====== GIVEN PASSAGE ======

Skip to contents

Produces tables from observed and synthesised data and calculates utility measures to compare them with their expectation if the synthesising model is correct.

It can be also used with synthetic data NOT created by syn(), but then an additional parameter cont.na might need to be provided.

Usage

# S3 method for synds
utility.tab(object, data, vars = NULL, ngroups = 5,
            useNA = TRUE, max.table = 1e6,
            print.tables = length(vars) < 4,
            print.stats = c("pMSE", "S_pMSE", "df"),
            print.zdiff = FALSE, print.flag = TRUE,
            digits = 4, k.syn = FALSE, ...)

# S3 method for data.frame
utility.tab(object, data, vars = NULL, cont.na = NULL,
            ngroups = 5, useNA = TRUE, max.table = 1e6,
            print.tables = length(vars) < 4,
            print.stats = c("pMSE", "S_pMSE", "df"),
            print.zdiff = FALSE, print.flag = TRUE,
            digits = 4, k.syn = FALSE, ...)

# S3 method for list
utility.tab(object, data, vars = NULL, cont.na = NULL,
            ngroups = 5, useNA = TRUE, max.table = 1e6,
            print.tables = length(vars) < 4,
            print.stats = c("pMSE", "S_pMSE", "df"),
            print.zdiff = FALSE, print.flag = TRUE,
            digits = 4, k.syn = FALSE, ...)

====== DATA EXCERPTS ======

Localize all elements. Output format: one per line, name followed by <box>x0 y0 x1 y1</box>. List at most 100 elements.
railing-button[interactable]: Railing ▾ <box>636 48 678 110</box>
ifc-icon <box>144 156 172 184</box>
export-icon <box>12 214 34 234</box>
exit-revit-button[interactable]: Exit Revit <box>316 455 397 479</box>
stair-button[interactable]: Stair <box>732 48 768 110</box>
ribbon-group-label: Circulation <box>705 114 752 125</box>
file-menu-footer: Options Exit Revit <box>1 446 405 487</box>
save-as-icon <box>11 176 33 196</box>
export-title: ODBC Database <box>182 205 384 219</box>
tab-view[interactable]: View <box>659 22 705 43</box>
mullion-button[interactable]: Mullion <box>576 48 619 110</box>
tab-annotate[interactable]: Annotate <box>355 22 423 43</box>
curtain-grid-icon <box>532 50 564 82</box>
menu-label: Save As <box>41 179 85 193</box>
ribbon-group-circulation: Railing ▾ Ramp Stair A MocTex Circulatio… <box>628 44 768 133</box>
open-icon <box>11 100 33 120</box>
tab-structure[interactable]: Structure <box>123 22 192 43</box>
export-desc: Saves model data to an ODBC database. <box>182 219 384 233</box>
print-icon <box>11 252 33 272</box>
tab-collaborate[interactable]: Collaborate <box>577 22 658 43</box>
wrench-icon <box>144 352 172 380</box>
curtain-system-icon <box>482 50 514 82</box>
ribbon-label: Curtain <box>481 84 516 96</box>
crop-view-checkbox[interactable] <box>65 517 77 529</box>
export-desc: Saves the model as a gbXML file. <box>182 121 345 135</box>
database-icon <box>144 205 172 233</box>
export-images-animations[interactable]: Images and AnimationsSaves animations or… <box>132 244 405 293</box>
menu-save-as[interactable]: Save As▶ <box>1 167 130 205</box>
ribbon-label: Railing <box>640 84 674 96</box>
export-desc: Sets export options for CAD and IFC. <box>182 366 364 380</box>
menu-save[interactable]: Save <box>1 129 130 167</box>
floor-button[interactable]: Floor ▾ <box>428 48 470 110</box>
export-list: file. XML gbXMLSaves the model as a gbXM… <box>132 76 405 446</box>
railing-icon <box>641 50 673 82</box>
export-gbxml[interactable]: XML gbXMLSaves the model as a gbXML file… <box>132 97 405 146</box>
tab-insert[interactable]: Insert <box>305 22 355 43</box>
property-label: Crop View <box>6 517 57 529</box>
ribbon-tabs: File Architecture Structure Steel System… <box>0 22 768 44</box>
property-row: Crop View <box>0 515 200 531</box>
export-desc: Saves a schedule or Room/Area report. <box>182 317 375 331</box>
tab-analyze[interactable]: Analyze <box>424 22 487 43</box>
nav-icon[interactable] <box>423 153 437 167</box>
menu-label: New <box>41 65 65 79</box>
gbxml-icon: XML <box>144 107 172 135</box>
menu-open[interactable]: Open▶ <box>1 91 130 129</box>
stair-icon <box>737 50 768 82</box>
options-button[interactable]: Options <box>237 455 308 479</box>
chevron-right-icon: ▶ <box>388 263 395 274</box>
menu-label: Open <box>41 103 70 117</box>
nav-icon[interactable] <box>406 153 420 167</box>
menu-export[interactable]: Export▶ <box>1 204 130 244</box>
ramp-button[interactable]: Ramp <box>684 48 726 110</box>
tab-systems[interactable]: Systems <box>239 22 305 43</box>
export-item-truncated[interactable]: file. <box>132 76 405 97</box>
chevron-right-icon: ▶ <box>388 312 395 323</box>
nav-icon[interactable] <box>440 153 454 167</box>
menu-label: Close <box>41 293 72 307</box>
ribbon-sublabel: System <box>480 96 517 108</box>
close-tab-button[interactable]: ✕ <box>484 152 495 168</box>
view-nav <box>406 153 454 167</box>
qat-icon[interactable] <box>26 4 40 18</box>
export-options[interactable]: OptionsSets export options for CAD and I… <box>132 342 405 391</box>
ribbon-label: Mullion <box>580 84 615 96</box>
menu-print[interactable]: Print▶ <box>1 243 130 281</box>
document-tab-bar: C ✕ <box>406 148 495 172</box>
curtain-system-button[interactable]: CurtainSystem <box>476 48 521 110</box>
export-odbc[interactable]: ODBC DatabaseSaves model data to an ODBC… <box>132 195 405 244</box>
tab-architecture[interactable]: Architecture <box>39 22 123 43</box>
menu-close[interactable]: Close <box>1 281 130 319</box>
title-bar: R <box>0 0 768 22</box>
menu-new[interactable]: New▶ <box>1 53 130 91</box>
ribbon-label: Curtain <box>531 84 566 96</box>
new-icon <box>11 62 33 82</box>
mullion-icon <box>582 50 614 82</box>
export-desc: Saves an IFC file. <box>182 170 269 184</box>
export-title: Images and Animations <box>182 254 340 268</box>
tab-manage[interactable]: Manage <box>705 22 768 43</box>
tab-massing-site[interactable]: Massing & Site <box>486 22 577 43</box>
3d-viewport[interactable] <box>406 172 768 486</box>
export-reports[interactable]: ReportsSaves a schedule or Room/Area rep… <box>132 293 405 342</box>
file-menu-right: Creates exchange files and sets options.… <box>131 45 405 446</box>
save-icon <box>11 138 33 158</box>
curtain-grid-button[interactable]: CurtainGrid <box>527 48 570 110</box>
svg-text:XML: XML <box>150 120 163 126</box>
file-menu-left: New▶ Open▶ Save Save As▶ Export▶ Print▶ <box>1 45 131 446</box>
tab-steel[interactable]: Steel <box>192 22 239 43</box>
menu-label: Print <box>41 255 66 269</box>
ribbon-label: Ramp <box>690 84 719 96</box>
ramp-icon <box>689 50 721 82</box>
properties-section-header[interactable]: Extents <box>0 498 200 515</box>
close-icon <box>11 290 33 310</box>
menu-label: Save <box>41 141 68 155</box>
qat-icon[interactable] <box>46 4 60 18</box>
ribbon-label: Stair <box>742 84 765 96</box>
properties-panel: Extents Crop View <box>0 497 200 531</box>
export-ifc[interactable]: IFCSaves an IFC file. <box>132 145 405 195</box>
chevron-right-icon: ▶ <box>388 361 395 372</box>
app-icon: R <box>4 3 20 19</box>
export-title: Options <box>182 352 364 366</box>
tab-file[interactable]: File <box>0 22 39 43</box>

======
====== DATA EXCERPTS ======

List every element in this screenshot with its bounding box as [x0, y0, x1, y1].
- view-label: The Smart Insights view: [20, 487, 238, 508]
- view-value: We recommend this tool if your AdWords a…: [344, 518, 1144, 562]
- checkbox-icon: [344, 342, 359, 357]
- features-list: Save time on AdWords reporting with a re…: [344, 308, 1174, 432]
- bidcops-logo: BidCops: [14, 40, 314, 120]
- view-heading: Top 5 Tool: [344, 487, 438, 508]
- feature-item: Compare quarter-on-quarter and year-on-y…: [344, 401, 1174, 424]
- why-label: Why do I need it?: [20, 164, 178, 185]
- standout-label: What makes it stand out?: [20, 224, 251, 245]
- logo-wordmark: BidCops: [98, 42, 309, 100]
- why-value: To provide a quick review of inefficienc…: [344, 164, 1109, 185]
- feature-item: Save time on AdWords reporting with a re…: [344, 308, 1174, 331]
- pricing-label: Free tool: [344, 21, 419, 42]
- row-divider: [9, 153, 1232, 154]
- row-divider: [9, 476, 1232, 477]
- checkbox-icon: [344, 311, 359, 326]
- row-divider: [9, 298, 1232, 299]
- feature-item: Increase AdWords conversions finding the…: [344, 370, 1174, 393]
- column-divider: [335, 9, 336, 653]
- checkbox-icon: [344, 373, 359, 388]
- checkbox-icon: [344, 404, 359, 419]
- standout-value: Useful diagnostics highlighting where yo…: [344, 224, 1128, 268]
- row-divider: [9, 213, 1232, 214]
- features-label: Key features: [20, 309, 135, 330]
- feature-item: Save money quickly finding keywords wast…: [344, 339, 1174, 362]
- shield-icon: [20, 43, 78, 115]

======

> [EXERCISE TASK A]: How would you translate this sentence from the utility.tab reference page into Spanish: "It can be also used with synthetic data NOT created by syn(), but then an additional parameter cont.na might need to be provided."?
> [EXERCISE TASK B]: Does each statement agree with the utility.tab reference page? Answer yes or no for each, quoting the words that decide it. (i) The digits argument defaults to 4. (ii) The default value of max.table is 1e5. (iii) The function can be used with synthetic data that was not created by syn().
> [EXERCISE TASK C]: Reproduce word for word the stretch of the utility.tab reference page from "Skip to contents" through "to be provided.".

> [FULL RESPONSE A]: También puede usarse con datos sintéticos NO creados por syn(), pero en ese caso podría ser necesario proporcionar un parámetro adicional cont.na.

> [FULL RESPONSE B]:
(i) Yes: "digits = 4"
(ii) No: "max.table = 1e6"
(iii) Yes: "It can be also used with synthetic data NOT created by syn()"

> [FULL RESPONSE C]:
Skip to contents

Produces tables from observed and synthesised data and calculates utility measures to compare them with their expectation if the synthesising model is correct.

It can be also used with synthetic data NOT created by syn(), but then an additional parameter cont.na might need to be provided.